__YOUR TASK__:
From the listing below, pull out the lines that hold "Prof".

__MATERIAL SHOWN__:

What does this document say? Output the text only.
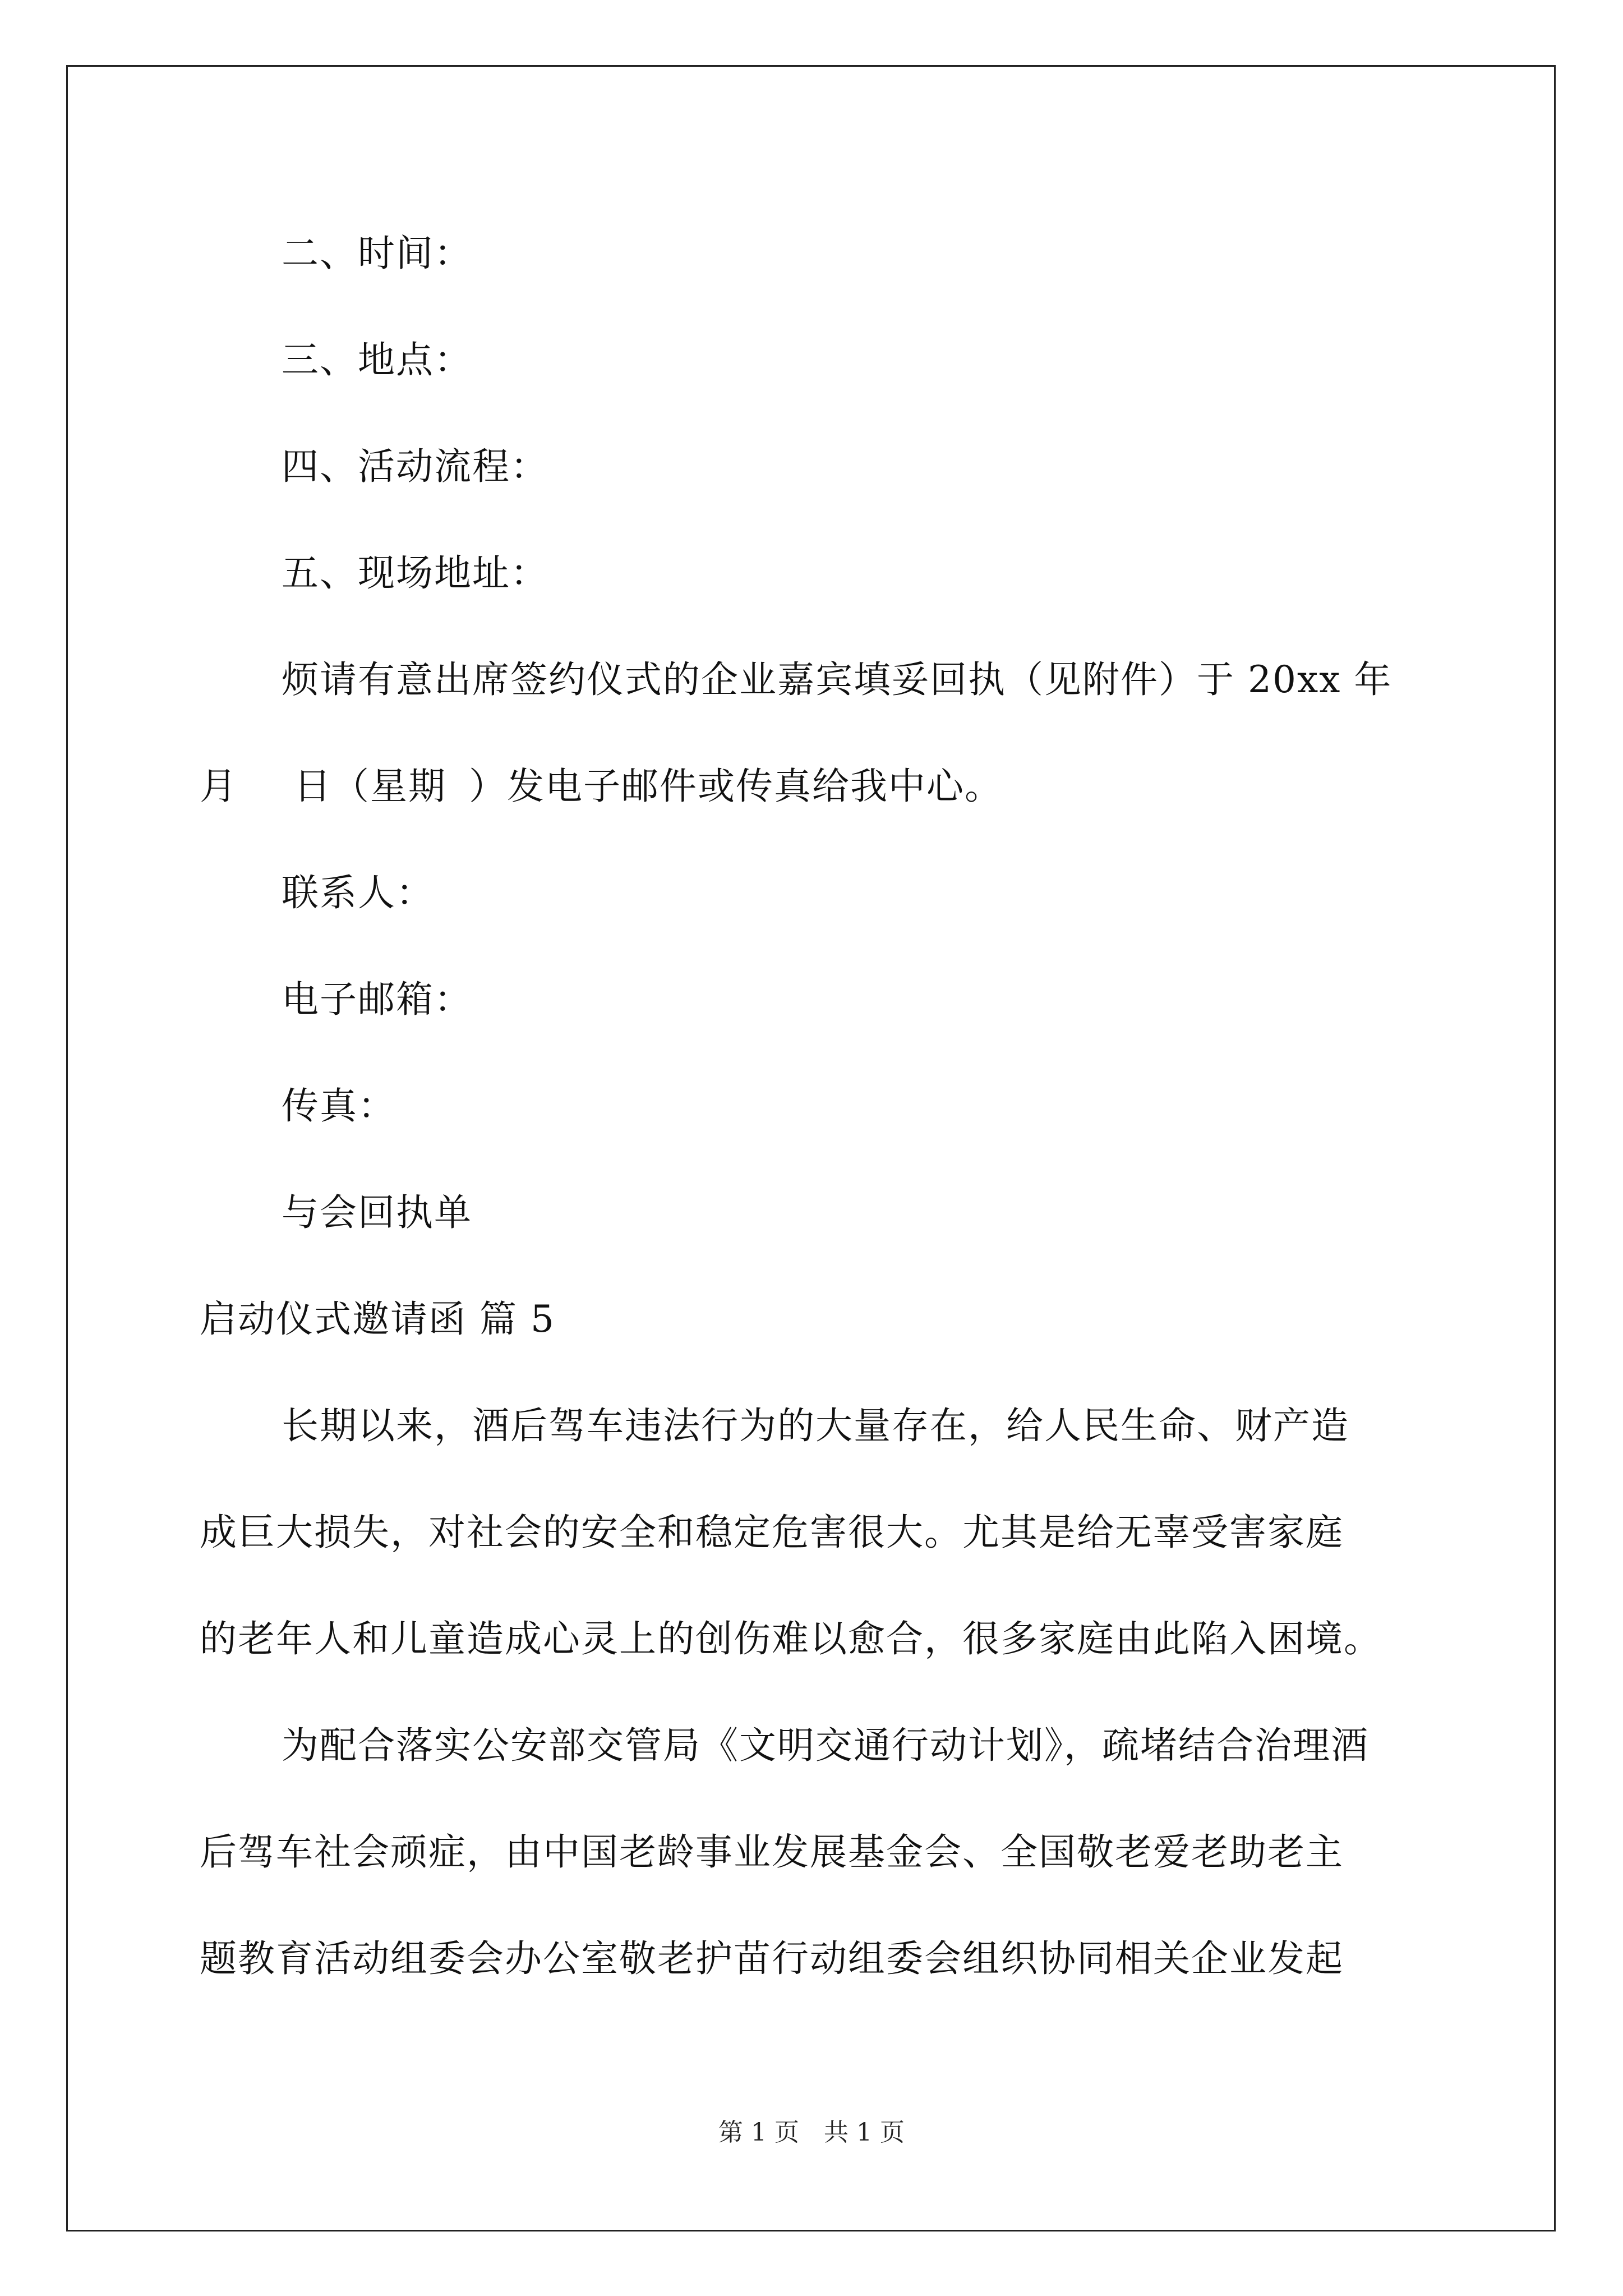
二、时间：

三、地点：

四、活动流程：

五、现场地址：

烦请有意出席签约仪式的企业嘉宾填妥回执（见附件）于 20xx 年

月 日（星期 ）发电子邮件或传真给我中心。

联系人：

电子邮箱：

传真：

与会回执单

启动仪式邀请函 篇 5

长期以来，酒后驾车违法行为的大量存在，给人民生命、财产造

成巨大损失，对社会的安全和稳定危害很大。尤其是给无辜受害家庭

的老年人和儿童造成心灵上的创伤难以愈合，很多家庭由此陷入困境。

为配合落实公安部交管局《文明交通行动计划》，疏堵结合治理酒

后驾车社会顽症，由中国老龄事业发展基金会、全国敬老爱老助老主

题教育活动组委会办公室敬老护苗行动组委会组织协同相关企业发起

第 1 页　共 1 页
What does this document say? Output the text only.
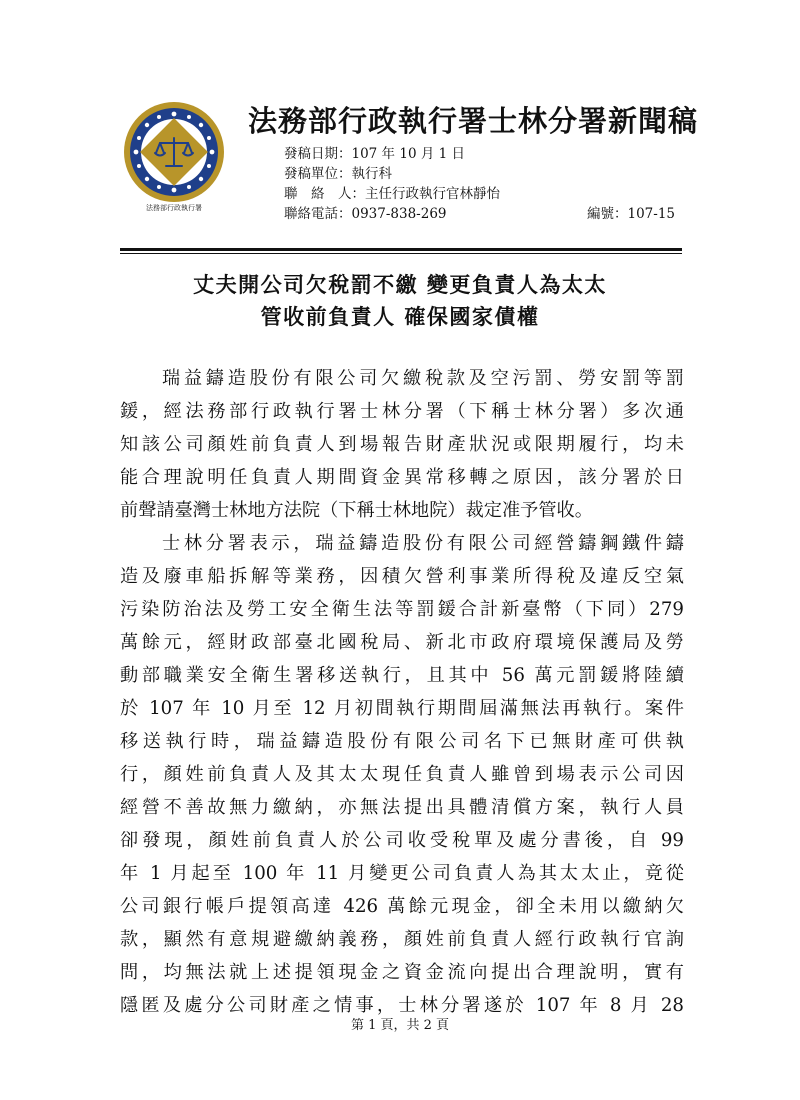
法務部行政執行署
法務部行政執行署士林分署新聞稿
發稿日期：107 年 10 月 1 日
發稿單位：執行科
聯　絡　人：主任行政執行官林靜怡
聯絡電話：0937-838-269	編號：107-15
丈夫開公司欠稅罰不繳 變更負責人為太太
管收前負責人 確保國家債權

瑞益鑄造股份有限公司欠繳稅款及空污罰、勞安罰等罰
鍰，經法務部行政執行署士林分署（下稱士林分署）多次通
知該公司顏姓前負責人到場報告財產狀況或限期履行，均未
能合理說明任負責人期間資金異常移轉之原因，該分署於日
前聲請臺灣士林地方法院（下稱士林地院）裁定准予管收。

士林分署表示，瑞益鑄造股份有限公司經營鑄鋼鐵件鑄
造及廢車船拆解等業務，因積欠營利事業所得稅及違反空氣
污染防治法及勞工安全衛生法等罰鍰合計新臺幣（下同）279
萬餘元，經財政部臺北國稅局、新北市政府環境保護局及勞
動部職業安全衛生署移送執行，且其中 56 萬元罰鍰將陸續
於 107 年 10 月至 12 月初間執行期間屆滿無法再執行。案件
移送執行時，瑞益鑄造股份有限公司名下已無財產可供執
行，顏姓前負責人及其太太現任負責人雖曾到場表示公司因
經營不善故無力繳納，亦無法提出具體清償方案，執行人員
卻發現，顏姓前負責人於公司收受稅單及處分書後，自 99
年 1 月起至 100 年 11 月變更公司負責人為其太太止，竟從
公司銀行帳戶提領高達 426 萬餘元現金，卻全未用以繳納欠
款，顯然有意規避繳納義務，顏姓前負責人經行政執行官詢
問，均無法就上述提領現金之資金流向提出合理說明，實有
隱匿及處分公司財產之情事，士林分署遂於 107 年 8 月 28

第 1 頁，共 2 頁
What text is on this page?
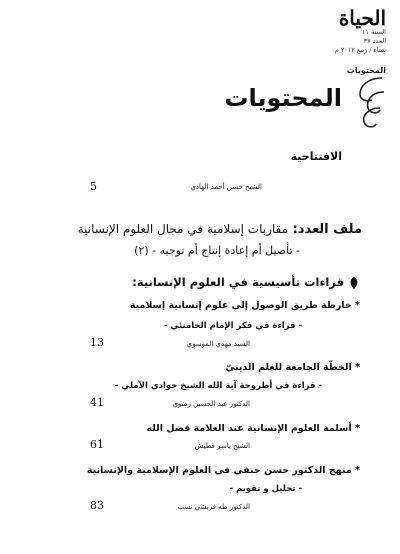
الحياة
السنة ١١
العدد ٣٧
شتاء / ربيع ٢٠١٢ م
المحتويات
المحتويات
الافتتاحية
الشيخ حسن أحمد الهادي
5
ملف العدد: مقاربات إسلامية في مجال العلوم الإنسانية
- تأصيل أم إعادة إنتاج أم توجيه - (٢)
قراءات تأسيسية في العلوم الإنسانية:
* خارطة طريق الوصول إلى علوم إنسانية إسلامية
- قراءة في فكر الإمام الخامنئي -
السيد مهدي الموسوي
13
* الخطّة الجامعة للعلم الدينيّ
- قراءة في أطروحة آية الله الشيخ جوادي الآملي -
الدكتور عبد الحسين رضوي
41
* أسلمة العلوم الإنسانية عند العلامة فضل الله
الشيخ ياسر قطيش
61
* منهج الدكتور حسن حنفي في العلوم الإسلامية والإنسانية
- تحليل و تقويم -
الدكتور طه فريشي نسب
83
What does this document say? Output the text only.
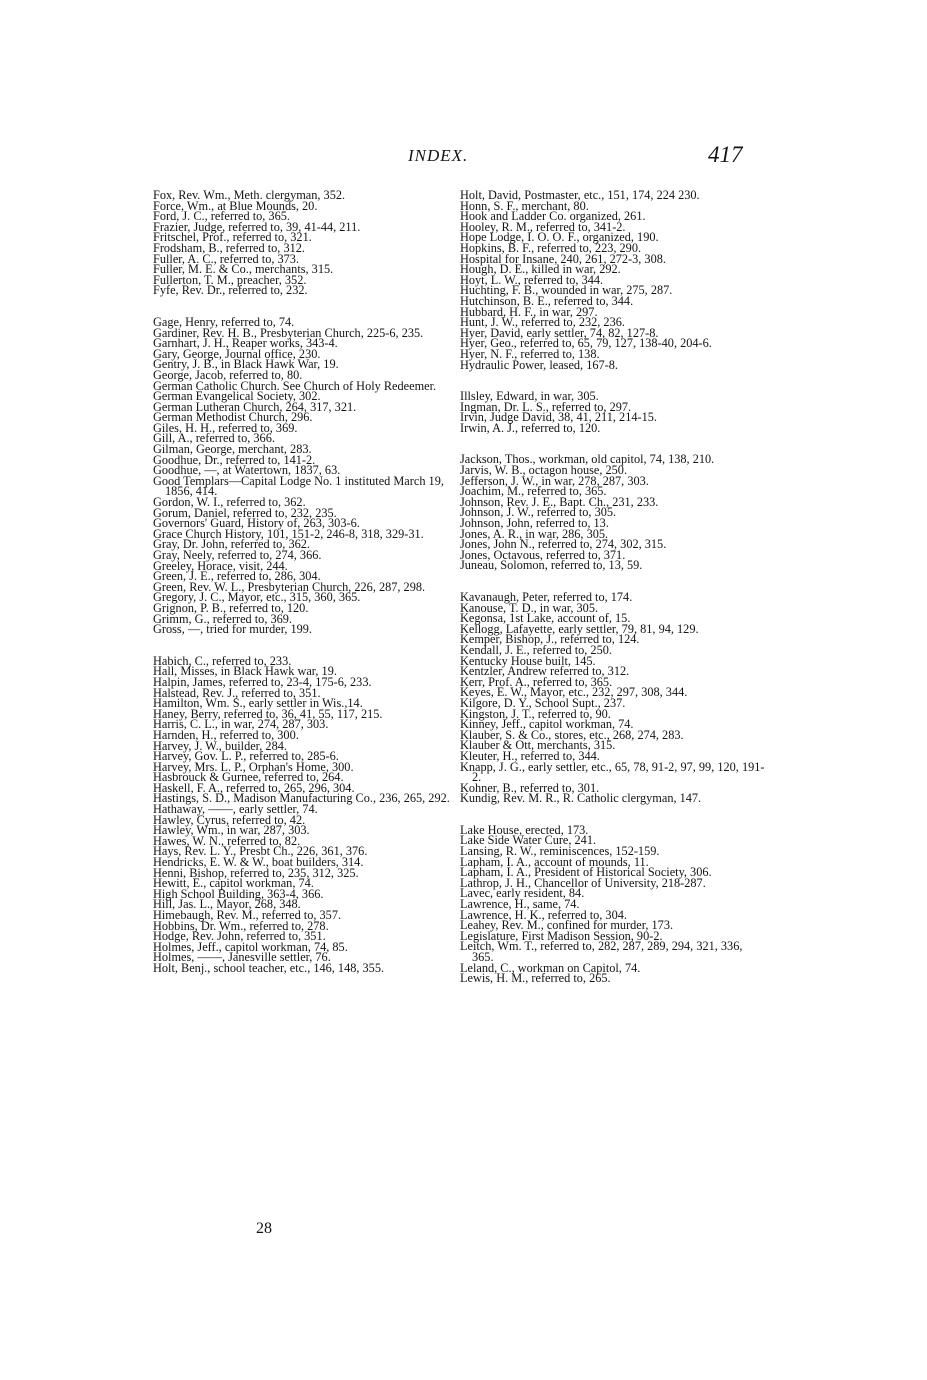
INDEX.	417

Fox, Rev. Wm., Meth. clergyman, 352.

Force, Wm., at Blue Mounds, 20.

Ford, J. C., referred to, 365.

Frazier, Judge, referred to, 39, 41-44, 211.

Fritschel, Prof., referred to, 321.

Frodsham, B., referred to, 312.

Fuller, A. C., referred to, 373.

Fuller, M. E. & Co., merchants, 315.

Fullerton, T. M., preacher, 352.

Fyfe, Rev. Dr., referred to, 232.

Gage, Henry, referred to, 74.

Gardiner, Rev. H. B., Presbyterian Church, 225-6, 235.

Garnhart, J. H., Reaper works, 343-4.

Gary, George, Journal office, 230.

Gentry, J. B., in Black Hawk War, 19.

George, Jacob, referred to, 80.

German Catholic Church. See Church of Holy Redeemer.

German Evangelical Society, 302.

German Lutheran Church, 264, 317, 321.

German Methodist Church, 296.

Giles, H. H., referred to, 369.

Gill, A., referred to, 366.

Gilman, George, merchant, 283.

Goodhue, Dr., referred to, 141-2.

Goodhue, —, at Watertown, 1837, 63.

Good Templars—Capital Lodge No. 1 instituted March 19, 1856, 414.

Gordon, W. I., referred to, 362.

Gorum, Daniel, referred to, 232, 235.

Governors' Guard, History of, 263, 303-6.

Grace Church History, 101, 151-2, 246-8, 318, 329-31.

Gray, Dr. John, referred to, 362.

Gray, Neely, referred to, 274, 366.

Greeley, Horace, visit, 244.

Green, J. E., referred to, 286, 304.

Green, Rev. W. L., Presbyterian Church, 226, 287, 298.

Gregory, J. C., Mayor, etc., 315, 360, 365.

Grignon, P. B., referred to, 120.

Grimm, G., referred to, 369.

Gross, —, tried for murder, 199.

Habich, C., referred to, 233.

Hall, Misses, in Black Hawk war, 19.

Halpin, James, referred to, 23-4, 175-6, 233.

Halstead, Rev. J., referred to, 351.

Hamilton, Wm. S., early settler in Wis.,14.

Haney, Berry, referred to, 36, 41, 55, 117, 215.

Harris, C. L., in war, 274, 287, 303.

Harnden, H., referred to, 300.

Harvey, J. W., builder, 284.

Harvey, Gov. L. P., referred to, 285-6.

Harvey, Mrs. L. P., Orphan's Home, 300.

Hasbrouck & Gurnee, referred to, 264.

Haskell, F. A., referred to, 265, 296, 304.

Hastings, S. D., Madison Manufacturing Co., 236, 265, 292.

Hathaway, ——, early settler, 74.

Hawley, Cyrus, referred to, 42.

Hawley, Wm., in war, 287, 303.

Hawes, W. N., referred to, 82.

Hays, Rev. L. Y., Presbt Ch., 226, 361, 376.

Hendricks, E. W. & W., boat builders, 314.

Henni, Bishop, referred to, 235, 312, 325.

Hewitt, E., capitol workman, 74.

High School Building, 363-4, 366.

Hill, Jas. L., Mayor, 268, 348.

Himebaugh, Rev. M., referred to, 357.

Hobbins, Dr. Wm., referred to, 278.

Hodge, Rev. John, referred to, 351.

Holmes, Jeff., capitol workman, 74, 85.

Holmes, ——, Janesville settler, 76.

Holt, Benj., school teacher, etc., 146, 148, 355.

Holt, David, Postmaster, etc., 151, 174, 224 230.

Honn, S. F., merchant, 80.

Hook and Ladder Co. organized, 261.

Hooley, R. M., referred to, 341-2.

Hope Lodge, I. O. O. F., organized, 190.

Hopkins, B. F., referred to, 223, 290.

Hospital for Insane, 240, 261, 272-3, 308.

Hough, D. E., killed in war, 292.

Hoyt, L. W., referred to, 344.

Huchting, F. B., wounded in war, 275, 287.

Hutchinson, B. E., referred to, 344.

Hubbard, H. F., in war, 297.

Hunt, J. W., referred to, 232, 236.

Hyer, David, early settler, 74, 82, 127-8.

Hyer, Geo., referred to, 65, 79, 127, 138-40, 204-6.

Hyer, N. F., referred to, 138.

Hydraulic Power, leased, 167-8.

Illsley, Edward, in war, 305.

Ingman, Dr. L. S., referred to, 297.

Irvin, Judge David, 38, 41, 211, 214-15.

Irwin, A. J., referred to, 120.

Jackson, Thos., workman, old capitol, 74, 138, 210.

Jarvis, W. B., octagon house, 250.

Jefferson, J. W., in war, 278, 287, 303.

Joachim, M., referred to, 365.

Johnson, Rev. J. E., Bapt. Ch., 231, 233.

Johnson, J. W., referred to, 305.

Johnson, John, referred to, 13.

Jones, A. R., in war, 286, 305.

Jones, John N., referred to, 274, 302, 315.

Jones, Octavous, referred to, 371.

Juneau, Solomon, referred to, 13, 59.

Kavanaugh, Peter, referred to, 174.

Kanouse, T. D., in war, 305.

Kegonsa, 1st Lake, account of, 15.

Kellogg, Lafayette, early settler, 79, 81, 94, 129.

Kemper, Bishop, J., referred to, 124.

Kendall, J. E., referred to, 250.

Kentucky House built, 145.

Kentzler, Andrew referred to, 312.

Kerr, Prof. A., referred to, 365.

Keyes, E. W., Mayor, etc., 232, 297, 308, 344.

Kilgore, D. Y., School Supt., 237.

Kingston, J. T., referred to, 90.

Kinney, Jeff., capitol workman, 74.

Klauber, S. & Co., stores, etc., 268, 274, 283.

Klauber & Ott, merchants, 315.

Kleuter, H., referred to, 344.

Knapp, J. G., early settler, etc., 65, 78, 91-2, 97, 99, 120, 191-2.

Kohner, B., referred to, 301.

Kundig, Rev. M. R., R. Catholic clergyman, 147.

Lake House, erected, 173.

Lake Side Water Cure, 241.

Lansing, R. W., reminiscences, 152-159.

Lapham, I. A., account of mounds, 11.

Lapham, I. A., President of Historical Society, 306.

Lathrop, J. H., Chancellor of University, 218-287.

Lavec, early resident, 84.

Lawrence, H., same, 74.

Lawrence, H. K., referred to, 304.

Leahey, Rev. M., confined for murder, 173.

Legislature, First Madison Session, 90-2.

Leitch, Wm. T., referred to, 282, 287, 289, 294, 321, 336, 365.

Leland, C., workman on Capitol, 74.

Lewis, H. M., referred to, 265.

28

__TASK OUTPUT__:
Fritschel, Prof., referred to, 321.
Kerr, Prof. A., referred to, 365.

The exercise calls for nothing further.